• JOB: Return every record exactly as written.

***

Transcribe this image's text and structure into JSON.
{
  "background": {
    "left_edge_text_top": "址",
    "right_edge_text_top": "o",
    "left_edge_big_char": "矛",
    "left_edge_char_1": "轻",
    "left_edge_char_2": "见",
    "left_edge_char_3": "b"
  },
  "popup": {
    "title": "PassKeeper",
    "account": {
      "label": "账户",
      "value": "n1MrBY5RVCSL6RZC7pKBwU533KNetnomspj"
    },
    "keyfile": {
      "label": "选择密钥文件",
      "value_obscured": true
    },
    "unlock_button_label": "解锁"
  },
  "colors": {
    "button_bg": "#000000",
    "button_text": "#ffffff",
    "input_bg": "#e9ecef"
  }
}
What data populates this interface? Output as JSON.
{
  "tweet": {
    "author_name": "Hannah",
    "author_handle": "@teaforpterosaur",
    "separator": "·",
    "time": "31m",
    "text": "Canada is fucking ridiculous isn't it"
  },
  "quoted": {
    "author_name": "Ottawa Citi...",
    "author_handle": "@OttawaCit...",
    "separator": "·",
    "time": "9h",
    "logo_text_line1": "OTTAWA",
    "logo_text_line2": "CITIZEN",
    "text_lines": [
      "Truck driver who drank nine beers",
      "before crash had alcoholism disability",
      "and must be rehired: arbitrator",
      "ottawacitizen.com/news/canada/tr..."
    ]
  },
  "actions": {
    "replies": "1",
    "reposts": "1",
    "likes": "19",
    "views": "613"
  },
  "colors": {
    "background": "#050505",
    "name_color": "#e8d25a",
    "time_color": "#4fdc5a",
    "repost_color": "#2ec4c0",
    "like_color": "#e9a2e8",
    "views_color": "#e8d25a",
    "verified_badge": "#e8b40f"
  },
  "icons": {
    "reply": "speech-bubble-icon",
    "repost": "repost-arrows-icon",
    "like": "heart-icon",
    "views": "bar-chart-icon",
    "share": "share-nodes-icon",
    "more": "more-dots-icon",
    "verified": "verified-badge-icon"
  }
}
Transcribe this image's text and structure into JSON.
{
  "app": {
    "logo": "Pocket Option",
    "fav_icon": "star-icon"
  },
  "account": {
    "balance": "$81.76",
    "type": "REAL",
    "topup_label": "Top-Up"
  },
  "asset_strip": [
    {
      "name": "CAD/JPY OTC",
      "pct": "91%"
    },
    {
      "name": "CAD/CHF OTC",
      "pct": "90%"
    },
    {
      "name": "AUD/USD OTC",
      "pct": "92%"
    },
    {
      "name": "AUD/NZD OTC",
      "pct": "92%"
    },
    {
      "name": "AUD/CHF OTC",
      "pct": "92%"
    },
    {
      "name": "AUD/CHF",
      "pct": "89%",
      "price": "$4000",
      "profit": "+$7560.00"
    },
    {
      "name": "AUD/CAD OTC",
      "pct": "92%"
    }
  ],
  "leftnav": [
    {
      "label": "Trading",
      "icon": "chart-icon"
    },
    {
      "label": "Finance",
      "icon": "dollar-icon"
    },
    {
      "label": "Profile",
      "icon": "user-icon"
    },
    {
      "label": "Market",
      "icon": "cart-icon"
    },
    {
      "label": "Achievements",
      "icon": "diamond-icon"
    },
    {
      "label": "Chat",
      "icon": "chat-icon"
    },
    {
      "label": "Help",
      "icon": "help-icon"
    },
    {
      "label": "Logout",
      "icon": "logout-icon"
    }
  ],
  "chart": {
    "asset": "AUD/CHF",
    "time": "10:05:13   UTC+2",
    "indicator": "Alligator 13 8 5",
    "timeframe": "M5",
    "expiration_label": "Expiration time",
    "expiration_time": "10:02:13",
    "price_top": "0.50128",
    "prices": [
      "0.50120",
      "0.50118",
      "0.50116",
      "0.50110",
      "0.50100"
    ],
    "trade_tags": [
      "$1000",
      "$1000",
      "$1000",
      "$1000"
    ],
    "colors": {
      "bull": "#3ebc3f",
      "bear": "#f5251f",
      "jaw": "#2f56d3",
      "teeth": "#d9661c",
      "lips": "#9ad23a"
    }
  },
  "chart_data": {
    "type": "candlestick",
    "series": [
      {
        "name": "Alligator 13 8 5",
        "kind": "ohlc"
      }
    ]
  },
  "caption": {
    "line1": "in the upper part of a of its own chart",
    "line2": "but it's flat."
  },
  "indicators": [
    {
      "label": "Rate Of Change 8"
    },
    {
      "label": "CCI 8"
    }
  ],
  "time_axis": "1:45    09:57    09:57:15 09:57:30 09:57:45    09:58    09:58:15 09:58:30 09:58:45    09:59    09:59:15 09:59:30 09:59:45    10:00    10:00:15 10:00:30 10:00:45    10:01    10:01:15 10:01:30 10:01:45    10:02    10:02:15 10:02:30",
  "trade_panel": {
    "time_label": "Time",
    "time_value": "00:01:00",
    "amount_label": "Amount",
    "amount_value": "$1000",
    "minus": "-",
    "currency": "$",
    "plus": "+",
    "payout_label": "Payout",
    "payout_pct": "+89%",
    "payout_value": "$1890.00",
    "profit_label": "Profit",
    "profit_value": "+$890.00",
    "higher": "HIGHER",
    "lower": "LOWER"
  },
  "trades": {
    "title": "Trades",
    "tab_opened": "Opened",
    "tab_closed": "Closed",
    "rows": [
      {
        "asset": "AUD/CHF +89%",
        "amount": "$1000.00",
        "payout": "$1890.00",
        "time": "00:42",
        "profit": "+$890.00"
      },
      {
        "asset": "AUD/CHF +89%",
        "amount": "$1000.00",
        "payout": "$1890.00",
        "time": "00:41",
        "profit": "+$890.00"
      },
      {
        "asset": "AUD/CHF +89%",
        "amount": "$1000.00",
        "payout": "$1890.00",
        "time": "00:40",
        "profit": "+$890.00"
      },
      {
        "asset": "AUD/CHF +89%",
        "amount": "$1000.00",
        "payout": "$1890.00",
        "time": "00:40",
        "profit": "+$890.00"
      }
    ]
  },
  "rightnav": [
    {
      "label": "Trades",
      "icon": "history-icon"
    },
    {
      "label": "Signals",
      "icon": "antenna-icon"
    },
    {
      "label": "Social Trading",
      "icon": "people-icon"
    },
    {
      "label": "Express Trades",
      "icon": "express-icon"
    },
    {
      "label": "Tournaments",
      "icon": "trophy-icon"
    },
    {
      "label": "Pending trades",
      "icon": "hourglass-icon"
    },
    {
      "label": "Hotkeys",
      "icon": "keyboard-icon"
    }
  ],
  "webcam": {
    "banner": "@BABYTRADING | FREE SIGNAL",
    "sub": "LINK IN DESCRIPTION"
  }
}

***

• ANSWER TO THE TASK:
Transcribe this image's text and structure into JSON.
{
  "background": {
    "left_edge_text_top": "址",
    "right_edge_text_top": "o",
    "left_edge_big_char": "矛",
    "left_edge_char_1": "轻",
    "left_edge_char_2": "见",
    "left_edge_char_3": "b"
  },
  "popup": {
    "title": "PassKeeper",
    "account": {
      "label": "账户",
      "value": "n1MrBY5RVCSL6RZC7pKBwU533KNetnomspj"
    },
    "keyfile": {
      "label": "选择密钥文件",
      "value_obscured": true
    },
    "unlock_button_label": "解锁"
  },
  "colors": {
    "button_bg": "#000000",
    "button_text": "#ffffff",
    "input_bg": "#e9ecef"
  }
}
What data populates this interface? Output as JSON.
{
  "tweet": {
    "author_name": "Hannah",
    "author_handle": "@teaforpterosaur",
    "separator": "·",
    "time": "31m",
    "text": "Canada is fucking ridiculous isn't it"
  },
  "quoted": {
    "author_name": "Ottawa Citi...",
    "author_handle": "@OttawaCit...",
    "separator": "·",
    "time": "9h",
    "logo_text_line1": "OTTAWA",
    "logo_text_line2": "CITIZEN",
    "text_lines": [
      "Truck driver who drank nine beers",
      "before crash had alcoholism disability",
      "and must be rehired: arbitrator",
      "ottawacitizen.com/news/canada/tr..."
    ]
  },
  "actions": {
    "replies": "1",
    "reposts": "1",
    "likes": "19",
    "views": "613"
  },
  "colors": {
    "background": "#050505",
    "name_color": "#e8d25a",
    "time_color": "#4fdc5a",
    "repost_color": "#2ec4c0",
    "like_color": "#e9a2e8",
    "views_color": "#e8d25a",
    "verified_badge": "#e8b40f"
  },
  "icons": {
    "reply": "speech-bubble-icon",
    "repost": "repost-arrows-icon",
    "like": "heart-icon",
    "views": "bar-chart-icon",
    "share": "share-nodes-icon",
    "more": "more-dots-icon",
    "verified": "verified-badge-icon"
  }
}
Transcribe this image's text and structure into JSON.
{
  "app": {
    "logo": "Pocket Option",
    "fav_icon": "star-icon"
  },
  "account": {
    "balance": "$81.76",
    "type": "REAL",
    "topup_label": "Top-Up"
  },
  "asset_strip": [
    {
      "name": "CAD/JPY OTC",
      "pct": "91%"
    },
    {
      "name": "CAD/CHF OTC",
      "pct": "90%"
    },
    {
      "name": "AUD/USD OTC",
      "pct": "92%"
    },
    {
      "name": "AUD/NZD OTC",
      "pct": "92%"
    },
    {
      "name": "AUD/CHF OTC",
      "pct": "92%"
    },
    {
      "name": "AUD/CHF",
      "pct": "89%",
      "price": "$4000",
      "profit": "+$7560.00"
    },
    {
      "name": "AUD/CAD OTC",
      "pct": "92%"
    }
  ],
  "leftnav": [
    {
      "label": "Trading",
      "icon": "chart-icon"
    },
    {
      "label": "Finance",
      "icon": "dollar-icon"
    },
    {
      "label": "Profile",
      "icon": "user-icon"
    },
    {
      "label": "Market",
      "icon": "cart-icon"
    },
    {
      "label": "Achievements",
      "icon": "diamond-icon"
    },
    {
      "label": "Chat",
      "icon": "chat-icon"
    },
    {
      "label": "Help",
      "icon": "help-icon"
    },
    {
      "label": "Logout",
      "icon": "logout-icon"
    }
  ],
  "chart": {
    "asset": "AUD/CHF",
    "time": "10:05:13   UTC+2",
    "indicator": "Alligator 13 8 5",
    "timeframe": "M5",
    "expiration_label": "Expiration time",
    "expiration_time": "10:02:13",
    "price_top": "0.50128",
    "prices": [
      "0.50120",
      "0.50118",
      "0.50116",
      "0.50110",
      "0.50100"
    ],
    "trade_tags": [
      "$1000",
      "$1000",
      "$1000",
      "$1000"
    ],
    "colors": {
      "bull": "#3ebc3f",
      "bear": "#f5251f",
      "jaw": "#2f56d3",
      "teeth": "#d9661c",
      "lips": "#9ad23a"
    }
  },
  "chart_data": {
    "type": "candlestick",
    "series": [
      {
        "name": "Alligator 13 8 5",
        "kind": "ohlc"
      }
    ]
  },
  "caption": {
    "line1": "in the upper part of a of its own chart",
    "line2": "but it's flat."
  },
  "indicators": [
    {
      "label": "Rate Of Change 8"
    },
    {
      "label": "CCI 8"
    }
  ],
  "time_axis": "1:45    09:57    09:57:15 09:57:30 09:57:45    09:58    09:58:15 09:58:30 09:58:45    09:59    09:59:15 09:59:30 09:59:45    10:00    10:00:15 10:00:30 10:00:45    10:01    10:01:15 10:01:30 10:01:45    10:02    10:02:15 10:02:30",
  "trade_panel": {
    "time_label": "Time",
    "time_value": "00:01:00",
    "amount_label": "Amount",
    "amount_value": "$1000",
    "minus": "-",
    "currency": "$",
    "plus": "+",
    "payout_label": "Payout",
    "payout_pct": "+89%",
    "payout_value": "$1890.00",
    "profit_label": "Profit",
    "profit_value": "+$890.00",
    "higher": "HIGHER",
    "lower": "LOWER"
  },
  "trades": {
    "title": "Trades",
    "tab_opened": "Opened",
    "tab_closed": "Closed",
    "rows": [
      {
        "asset": "AUD/CHF +89%",
        "amount": "$1000.00",
        "payout": "$1890.00",
        "time": "00:42",
        "profit": "+$890.00"
      },
      {
        "asset": "AUD/CHF +89%",
        "amount": "$1000.00",
        "payout": "$1890.00",
        "time": "00:41",
        "profit": "+$890.00"
      },
      {
        "asset": "AUD/CHF +89%",
        "amount": "$1000.00",
        "payout": "$1890.00",
        "time": "00:40",
        "profit": "+$890.00"
      },
      {
        "asset": "AUD/CHF +89%",
        "amount": "$1000.00",
        "payout": "$1890.00",
        "time": "00:40",
        "profit": "+$890.00"
      }
    ]
  },
  "rightnav": [
    {
      "label": "Trades",
      "icon": "history-icon"
    },
    {
      "label": "Signals",
      "icon": "antenna-icon"
    },
    {
      "label": "Social Trading",
      "icon": "people-icon"
    },
    {
      "label": "Express Trades",
      "icon": "express-icon"
    },
    {
      "label": "Tournaments",
      "icon": "trophy-icon"
    },
    {
      "label": "Pending trades",
      "icon": "hourglass-icon"
    },
    {
      "label": "Hotkeys",
      "icon": "keyboard-icon"
    }
  ],
  "webcam": {
    "banner": "@BABYTRADING | FREE SIGNAL",
    "sub": "LINK IN DESCRIPTION"
  }
}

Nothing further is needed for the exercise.